* [YOUR GOAL] Determine the count of lines holding "делителями" and give that count alone.

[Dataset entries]
(begin)
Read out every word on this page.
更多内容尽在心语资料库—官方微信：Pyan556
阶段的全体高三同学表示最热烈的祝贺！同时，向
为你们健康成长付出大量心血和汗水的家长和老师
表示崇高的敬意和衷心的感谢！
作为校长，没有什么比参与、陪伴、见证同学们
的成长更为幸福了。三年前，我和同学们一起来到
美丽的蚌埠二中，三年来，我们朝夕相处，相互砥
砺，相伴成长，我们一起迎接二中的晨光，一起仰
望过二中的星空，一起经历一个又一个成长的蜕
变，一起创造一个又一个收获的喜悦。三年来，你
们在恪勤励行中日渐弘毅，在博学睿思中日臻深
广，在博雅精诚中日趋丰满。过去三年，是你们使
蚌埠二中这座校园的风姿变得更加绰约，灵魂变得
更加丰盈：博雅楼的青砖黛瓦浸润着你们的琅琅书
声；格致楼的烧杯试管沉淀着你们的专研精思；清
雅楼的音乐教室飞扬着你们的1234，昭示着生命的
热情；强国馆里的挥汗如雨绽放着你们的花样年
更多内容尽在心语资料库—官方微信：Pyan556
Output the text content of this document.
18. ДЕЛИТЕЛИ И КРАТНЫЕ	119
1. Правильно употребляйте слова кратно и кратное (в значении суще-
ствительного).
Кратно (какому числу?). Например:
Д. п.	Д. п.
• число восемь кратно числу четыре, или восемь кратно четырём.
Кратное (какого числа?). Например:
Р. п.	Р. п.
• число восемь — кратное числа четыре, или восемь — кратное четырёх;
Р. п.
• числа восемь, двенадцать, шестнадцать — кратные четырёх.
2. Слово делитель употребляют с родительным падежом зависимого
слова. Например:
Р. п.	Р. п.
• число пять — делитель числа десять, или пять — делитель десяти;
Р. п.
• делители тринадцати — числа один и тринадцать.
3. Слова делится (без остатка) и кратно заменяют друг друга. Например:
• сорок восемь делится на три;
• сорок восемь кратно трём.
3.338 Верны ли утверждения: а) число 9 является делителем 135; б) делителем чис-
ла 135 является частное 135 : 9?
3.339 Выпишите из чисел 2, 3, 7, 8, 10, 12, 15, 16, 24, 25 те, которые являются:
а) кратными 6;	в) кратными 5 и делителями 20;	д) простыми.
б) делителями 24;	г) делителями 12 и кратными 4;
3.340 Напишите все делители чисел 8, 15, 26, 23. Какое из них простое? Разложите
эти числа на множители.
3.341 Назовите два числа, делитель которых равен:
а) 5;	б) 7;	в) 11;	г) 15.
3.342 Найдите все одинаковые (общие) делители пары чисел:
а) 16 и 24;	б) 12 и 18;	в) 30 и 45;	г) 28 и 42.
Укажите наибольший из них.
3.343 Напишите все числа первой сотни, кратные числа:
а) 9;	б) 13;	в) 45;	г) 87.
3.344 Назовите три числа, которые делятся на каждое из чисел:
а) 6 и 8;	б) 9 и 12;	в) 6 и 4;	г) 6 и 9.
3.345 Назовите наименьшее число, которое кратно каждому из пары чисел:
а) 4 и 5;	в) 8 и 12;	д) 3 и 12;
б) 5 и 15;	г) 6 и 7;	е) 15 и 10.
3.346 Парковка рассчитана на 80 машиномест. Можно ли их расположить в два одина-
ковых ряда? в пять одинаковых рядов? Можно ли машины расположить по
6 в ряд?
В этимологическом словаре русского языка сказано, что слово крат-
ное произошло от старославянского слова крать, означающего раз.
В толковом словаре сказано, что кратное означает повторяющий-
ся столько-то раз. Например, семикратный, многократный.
(end)
* [SOLUTION FOR THIS EXERCISE] 2